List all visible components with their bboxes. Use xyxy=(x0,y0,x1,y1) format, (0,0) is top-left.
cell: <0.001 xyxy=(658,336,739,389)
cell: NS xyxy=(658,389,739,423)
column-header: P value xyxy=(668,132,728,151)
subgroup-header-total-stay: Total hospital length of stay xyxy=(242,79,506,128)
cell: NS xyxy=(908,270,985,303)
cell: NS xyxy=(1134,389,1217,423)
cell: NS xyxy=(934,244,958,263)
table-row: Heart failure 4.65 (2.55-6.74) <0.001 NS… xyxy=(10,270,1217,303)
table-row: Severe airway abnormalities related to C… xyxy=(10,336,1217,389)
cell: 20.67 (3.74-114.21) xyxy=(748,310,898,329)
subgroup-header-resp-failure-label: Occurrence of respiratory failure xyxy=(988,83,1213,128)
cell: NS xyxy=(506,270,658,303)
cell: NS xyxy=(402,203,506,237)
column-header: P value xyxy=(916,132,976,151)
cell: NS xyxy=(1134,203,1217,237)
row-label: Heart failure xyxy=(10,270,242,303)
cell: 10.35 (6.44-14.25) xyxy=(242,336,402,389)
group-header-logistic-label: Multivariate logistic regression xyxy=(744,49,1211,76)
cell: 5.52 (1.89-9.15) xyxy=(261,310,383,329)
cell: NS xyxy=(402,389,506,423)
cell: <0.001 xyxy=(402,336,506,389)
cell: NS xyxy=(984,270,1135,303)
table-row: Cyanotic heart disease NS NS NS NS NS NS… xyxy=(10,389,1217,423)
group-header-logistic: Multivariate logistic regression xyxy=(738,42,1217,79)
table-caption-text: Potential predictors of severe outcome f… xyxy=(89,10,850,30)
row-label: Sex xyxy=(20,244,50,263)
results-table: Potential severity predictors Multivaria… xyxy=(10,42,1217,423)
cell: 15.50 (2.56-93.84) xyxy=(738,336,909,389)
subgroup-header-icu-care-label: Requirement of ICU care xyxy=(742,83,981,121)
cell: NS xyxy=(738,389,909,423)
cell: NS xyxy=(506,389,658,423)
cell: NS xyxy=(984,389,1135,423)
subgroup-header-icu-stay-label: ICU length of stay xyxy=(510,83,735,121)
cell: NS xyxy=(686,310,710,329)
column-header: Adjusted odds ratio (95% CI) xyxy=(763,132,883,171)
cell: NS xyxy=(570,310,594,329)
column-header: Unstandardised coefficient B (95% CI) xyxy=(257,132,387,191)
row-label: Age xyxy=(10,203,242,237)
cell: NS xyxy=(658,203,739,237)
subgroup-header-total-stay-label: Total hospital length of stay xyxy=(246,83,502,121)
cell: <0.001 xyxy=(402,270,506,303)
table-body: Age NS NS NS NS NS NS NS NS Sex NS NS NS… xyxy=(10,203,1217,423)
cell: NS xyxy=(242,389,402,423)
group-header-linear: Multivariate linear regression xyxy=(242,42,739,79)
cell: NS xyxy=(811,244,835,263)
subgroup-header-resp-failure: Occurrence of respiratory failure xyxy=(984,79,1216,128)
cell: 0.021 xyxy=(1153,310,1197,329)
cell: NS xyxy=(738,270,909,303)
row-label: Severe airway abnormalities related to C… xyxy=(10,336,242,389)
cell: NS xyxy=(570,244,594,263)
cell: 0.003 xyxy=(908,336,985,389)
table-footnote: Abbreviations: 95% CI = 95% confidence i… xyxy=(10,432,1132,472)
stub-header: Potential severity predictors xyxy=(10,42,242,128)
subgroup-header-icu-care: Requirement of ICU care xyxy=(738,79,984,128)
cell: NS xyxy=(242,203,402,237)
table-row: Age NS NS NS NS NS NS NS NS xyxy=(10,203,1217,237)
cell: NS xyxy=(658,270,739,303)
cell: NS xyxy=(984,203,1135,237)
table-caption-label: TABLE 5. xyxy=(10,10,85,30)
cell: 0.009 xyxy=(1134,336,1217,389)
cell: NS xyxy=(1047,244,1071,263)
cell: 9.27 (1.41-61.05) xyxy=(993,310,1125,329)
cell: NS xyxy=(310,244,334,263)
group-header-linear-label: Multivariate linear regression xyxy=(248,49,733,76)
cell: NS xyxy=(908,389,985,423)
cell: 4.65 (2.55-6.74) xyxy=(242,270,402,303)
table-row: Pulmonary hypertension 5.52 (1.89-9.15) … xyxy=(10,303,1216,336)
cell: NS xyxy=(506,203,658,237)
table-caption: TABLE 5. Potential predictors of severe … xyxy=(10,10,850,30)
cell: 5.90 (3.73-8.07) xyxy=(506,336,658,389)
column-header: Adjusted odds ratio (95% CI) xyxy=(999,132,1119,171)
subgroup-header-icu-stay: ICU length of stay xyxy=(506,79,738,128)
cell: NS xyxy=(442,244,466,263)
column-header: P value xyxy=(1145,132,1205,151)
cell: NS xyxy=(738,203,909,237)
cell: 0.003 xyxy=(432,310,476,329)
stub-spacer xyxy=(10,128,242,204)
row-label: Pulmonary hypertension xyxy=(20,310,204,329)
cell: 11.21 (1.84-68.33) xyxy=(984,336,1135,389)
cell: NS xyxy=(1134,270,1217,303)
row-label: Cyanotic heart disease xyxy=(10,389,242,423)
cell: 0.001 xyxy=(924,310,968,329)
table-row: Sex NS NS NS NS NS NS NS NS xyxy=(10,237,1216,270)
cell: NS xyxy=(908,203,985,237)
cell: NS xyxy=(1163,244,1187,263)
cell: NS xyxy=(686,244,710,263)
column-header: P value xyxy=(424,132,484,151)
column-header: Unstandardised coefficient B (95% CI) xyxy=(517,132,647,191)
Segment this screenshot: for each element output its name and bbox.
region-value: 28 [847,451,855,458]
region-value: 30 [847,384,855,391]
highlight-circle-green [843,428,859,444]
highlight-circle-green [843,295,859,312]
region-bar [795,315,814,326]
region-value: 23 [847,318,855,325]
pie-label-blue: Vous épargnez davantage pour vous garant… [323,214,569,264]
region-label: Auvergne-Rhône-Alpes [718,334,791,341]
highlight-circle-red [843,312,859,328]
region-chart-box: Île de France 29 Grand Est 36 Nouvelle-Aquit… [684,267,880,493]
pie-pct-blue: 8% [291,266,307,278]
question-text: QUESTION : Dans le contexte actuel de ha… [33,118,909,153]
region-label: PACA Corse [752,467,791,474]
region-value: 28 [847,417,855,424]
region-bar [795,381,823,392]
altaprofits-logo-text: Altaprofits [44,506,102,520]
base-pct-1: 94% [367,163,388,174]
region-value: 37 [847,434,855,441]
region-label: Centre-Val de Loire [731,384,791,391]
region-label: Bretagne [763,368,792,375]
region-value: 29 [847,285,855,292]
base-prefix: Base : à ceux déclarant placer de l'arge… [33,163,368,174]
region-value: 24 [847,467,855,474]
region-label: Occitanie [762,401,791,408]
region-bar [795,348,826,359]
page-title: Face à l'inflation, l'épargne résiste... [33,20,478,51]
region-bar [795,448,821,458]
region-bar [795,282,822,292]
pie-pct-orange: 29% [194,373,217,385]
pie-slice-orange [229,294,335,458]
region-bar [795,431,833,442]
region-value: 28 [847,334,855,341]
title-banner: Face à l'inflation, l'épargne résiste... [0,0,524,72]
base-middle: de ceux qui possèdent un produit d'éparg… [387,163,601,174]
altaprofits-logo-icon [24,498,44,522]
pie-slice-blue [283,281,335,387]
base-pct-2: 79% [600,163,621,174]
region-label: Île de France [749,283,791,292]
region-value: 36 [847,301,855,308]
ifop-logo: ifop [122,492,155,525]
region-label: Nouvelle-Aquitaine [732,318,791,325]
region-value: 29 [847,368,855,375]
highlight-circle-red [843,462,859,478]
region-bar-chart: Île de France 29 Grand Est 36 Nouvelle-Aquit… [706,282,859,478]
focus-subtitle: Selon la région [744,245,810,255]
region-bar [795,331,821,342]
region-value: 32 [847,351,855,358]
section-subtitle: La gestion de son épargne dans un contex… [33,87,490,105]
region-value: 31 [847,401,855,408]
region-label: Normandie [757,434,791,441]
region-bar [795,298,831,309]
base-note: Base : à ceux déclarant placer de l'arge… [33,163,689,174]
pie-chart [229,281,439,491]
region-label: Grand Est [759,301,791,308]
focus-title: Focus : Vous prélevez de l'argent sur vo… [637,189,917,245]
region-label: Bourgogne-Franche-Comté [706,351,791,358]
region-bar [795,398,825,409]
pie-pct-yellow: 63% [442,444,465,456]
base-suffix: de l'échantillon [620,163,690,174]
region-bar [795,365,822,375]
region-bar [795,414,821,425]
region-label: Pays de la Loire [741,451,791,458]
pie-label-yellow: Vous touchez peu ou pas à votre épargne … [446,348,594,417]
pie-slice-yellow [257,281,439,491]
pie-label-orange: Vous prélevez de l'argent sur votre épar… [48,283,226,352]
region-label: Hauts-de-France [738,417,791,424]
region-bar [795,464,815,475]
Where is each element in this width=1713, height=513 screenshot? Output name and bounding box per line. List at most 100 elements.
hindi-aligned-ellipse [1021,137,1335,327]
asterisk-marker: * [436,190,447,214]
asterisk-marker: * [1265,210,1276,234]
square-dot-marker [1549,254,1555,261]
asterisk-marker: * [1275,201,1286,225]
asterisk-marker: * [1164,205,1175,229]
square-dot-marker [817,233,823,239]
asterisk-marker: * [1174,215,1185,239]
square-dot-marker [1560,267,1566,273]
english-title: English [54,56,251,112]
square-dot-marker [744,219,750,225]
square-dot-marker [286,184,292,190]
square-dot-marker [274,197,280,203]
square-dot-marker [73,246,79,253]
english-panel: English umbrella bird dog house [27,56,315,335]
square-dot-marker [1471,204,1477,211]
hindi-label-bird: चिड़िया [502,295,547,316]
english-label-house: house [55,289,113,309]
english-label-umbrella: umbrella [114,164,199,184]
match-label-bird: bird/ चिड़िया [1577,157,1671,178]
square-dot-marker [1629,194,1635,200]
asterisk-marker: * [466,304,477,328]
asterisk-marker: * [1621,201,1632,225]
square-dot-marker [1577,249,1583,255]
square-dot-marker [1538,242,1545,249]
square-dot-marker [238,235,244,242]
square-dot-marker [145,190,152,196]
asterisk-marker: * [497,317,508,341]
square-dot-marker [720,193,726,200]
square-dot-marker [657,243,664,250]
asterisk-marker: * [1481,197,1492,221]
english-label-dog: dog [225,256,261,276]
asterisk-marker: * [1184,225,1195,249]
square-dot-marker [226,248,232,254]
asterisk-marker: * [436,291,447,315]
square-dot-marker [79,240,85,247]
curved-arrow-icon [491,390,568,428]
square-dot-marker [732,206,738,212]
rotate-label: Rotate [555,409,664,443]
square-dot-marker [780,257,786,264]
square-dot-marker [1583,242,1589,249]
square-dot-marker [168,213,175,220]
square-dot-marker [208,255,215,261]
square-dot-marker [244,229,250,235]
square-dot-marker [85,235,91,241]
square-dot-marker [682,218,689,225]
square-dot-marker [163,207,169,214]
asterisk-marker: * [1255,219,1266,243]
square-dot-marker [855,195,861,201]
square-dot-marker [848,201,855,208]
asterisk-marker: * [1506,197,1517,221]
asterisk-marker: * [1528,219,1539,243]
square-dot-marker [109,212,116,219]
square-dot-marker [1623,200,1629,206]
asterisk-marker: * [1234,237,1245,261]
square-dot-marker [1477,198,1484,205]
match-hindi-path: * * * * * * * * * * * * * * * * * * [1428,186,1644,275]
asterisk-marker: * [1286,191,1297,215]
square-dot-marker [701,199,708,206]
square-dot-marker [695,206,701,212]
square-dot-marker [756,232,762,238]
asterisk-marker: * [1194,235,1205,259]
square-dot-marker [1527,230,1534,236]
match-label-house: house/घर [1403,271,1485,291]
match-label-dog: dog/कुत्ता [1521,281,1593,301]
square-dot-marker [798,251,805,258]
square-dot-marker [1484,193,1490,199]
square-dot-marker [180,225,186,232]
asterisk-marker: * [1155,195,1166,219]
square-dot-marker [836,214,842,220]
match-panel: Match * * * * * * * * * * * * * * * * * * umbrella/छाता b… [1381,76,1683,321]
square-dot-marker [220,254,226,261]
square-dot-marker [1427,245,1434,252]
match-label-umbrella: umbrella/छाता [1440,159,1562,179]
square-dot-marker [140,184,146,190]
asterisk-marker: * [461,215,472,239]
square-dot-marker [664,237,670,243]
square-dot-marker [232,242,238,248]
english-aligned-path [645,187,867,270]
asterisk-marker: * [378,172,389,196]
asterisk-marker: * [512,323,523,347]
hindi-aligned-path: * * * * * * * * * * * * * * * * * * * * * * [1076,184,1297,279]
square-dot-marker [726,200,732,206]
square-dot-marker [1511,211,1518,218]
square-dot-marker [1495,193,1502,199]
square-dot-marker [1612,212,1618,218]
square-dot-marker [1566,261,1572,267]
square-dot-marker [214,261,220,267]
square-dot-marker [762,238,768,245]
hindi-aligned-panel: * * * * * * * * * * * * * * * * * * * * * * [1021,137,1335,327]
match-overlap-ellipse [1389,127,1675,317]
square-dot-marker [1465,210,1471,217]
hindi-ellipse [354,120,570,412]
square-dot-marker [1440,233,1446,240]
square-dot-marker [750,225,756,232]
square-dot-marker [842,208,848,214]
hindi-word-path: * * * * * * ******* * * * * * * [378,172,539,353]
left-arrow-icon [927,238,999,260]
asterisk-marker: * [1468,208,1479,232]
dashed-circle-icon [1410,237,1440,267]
++++++++
WORK TO COMPLETE
Can you print everything from the first line down to the line containing "table-caption-text: Potential predictors", both ends included, keeping each line unchanged?

EXPECTED ANSWER
List all visible components with their bboxes. Use xyxy=(x0,y0,x1,y1) format, (0,0) is top-left.
cell: <0.001 xyxy=(658,336,739,389)
cell: NS xyxy=(658,389,739,423)
column-header: P value xyxy=(668,132,728,151)
subgroup-header-total-stay: Total hospital length of stay xyxy=(242,79,506,128)
cell: NS xyxy=(908,270,985,303)
cell: NS xyxy=(1134,389,1217,423)
cell: NS xyxy=(934,244,958,263)
table-row: Heart failure 4.65 (2.55-6.74) <0.001 NS… xyxy=(10,270,1217,303)
table-row: Severe airway abnormalities related to C… xyxy=(10,336,1217,389)
cell: 20.67 (3.74-114.21) xyxy=(748,310,898,329)
subgroup-header-resp-failure-label: Occurrence of respiratory failure xyxy=(988,83,1213,128)
cell: NS xyxy=(506,270,658,303)
cell: NS xyxy=(402,203,506,237)
column-header: P value xyxy=(916,132,976,151)
cell: NS xyxy=(1134,203,1217,237)
row-label: Heart failure xyxy=(10,270,242,303)
cell: 10.35 (6.44-14.25) xyxy=(242,336,402,389)
group-header-logistic-label: Multivariate logistic regression xyxy=(744,49,1211,76)
cell: 5.52 (1.89-9.15) xyxy=(261,310,383,329)
cell: NS xyxy=(402,389,506,423)
cell: <0.001 xyxy=(402,336,506,389)
cell: NS xyxy=(984,270,1135,303)
table-row: Cyanotic heart disease NS NS NS NS NS NS… xyxy=(10,389,1217,423)
group-header-logistic: Multivariate logistic regression xyxy=(738,42,1217,79)
table-caption-text: Potential predictors of severe outcome f… xyxy=(89,10,850,30)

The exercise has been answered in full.